(Tâches et exercices)
- a) Dans l'extrait sur la pensée et Milet, relevez les noms des hommes présentés comme ayant fait la gloire de Milet.
- b) Rédigez la suite de l'extrait sur la pensée et Milet, à partir de sa dernière phrase.

(Extrait choisi)
Raconter la pensée comme on raconterait le fleuve dessinant l'espace jusqu'en son embouchure ultime … Confondre espace et temps, creuser au plus profond que possible et y trouver, au choix, un monde, un ordre ; une parure peut-être puisque c'est le même mot … mais jamais vraiment rien qui fût muet. Mais de sources, il en est tant, toutes incertaines presque entièrement envasées dans la légende ; d'embouchure il n'en est point : Rome ne termine jamais rien. Ainsi va la pensée : les fleuves courent à la mer et s'attardent parfois tel le Danube en de somptueux delta. Mais la pensée jamais ne peut s'offrir de fin : c'est grâce à ceci qu'elle est pensée

 

1 - Promenades : Flux 2 - Milet : Tour et détour 3 Milet : Apparences 4. Milet : Oser et expier 5 Milet : Frémissements
6 Milet Etudier face à la mort 7- Ephèse : La belle endormie 8 Elée Vers la grande Grèce 9 Elée Souffle et pierres 10 Parménide
11 Abdère L'écho du rire 12 Athènes Rencontre ratée 13 Athènes Rencontre réussie 14 Rome ou l'obsession de l'empire 15 Rome ; Agir ou prier face à la mort

 

 

Je voudrais m'attarder encore un petit peu à Milet moins pour le lieu qui pourtant fascine en sa capacité d'effacer les traces laissées derrière lui, que pour ces quelques hommes qui firent sa gloire et la font toujours. Qui parlerait encore de Milet n'étaient Thalès, Anaximandre, Anaximène, Anaxagore ? Qui, au reste, laissent peu de traces eux-même comme s'il se fût agi d'un jeu où chacun s'efforcerait de l'emporter en anonymat.

(Lignes extraites)

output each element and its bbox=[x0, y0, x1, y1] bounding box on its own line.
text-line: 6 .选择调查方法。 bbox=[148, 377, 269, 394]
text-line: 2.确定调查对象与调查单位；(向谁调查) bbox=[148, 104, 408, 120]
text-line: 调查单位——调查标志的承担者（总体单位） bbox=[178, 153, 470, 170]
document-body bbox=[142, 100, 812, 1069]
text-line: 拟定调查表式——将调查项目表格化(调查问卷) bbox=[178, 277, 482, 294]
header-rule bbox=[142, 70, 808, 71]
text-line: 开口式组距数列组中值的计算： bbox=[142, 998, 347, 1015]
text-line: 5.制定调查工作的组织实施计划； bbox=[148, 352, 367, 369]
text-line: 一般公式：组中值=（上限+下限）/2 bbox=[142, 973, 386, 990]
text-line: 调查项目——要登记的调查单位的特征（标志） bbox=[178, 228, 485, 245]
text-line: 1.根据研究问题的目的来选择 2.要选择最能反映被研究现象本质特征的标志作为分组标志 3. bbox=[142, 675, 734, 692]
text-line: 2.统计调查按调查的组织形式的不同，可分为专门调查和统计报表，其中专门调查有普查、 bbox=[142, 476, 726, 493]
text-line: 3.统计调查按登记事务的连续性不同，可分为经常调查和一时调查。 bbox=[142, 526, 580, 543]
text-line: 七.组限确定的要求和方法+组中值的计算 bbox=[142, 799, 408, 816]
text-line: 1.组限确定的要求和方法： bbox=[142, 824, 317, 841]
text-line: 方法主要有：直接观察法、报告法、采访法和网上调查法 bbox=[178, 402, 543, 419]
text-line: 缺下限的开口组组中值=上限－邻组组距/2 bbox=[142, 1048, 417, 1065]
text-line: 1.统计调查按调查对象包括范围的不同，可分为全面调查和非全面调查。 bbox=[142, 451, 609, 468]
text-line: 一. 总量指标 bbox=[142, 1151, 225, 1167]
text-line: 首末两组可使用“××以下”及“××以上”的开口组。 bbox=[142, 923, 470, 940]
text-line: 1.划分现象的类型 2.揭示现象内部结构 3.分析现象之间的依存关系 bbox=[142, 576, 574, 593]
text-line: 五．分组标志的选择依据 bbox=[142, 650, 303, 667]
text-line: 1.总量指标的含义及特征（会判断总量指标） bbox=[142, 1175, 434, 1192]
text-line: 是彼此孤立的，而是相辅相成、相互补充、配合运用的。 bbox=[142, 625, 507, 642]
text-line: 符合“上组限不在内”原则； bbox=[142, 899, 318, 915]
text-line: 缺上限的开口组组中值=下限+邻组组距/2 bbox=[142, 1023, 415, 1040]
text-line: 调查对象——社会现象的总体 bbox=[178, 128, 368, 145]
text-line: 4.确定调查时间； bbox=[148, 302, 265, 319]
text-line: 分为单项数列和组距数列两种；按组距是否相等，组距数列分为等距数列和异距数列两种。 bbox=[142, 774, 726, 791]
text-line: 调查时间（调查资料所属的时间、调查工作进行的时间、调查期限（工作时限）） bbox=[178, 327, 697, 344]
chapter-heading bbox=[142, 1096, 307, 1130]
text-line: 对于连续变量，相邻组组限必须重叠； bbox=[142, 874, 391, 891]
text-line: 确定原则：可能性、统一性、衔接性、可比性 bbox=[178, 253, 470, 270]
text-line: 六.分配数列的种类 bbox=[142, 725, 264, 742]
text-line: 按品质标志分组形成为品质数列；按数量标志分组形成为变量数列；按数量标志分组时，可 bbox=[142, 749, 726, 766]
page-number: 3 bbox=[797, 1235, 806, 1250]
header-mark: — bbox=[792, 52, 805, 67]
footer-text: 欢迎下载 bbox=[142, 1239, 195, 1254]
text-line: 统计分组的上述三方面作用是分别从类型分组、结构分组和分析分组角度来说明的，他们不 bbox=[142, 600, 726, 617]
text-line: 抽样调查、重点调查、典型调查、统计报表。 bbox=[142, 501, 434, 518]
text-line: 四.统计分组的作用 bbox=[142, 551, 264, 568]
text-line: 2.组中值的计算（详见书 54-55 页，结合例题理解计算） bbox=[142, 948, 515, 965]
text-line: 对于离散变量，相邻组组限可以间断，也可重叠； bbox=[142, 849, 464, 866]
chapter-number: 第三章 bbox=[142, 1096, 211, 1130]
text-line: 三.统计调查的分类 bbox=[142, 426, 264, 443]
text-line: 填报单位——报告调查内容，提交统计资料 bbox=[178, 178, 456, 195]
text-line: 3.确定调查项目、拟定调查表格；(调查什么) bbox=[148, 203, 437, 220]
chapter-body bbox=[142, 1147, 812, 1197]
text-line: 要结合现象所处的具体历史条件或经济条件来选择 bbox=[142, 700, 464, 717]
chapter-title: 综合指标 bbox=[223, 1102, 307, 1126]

(Réponses aux tâches)
- a) Thalès, Anaximandre, Anaximène, Anaxagore.

- b)
On emmena la porte du Marché que l'on remonta pierre par pierre à Berlin où elle est exposée au musée Pergame. Que restent-ils de Milet ? rien sinon quelques pierres qui ne sont donc plus toutes sur place. Que reste-t-il de ces hommes qui firent la pensée grecque ? Rien ! Quelques lignes … peut-être seulement des on-dit ! qui demeure quand même la pire des sources de savoir ! bref des fragments comme il est coutume de les nommer. Dans l'édition française, les références à Anaximandre ne comptent qu'une quinzaine de pages - contre une vingtaine pour Thalès !

On ne parvient décidément pas à remonter les origines ! Les antinomies de Kant nous apprirent que le commencement radical - dans le temps comme dans l'espace - conduisait à des contradictions insolubles : autre façon de dire que la raison trouve ici sa limite.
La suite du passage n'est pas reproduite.